Task objective :: Check each line of the records below for the word "name" and copy those where it appears.

◆ ◆ ◆ ◆ ◆ ◆ ◆

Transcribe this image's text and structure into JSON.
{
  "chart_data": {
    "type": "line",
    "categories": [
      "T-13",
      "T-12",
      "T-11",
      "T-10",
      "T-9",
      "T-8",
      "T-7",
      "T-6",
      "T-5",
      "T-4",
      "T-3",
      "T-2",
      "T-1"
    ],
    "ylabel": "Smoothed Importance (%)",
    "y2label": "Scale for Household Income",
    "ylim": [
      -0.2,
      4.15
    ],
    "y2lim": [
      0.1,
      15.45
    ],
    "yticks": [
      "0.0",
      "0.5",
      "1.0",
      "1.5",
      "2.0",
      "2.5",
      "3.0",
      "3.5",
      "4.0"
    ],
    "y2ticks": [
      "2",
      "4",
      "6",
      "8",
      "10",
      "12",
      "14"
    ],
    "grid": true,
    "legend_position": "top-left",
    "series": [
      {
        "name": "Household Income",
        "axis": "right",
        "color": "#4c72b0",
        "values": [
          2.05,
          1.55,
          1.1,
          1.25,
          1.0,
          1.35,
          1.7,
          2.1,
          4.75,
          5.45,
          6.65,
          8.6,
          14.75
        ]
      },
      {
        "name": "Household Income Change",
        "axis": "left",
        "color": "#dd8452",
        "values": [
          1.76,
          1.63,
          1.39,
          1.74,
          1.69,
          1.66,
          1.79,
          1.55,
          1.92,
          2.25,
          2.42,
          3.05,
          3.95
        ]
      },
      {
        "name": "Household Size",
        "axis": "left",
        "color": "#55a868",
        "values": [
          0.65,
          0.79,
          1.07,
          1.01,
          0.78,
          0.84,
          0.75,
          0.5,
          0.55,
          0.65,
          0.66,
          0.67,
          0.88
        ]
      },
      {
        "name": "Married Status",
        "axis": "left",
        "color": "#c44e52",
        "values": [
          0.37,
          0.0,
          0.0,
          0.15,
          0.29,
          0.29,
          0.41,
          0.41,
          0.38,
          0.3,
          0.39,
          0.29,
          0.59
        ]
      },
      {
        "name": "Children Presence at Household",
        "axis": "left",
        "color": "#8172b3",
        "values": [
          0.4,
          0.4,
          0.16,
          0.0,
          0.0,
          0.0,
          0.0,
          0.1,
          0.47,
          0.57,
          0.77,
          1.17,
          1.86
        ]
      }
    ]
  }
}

◆ ◆ ◆ ◆ ◆ ◆ ◆

Response to the exercise ::
        "name": "Household Income",
        "name": "Household Income Change",
        "name": "Household Size",
        "name": "Married Status",
        "name": "Children Presence at Household",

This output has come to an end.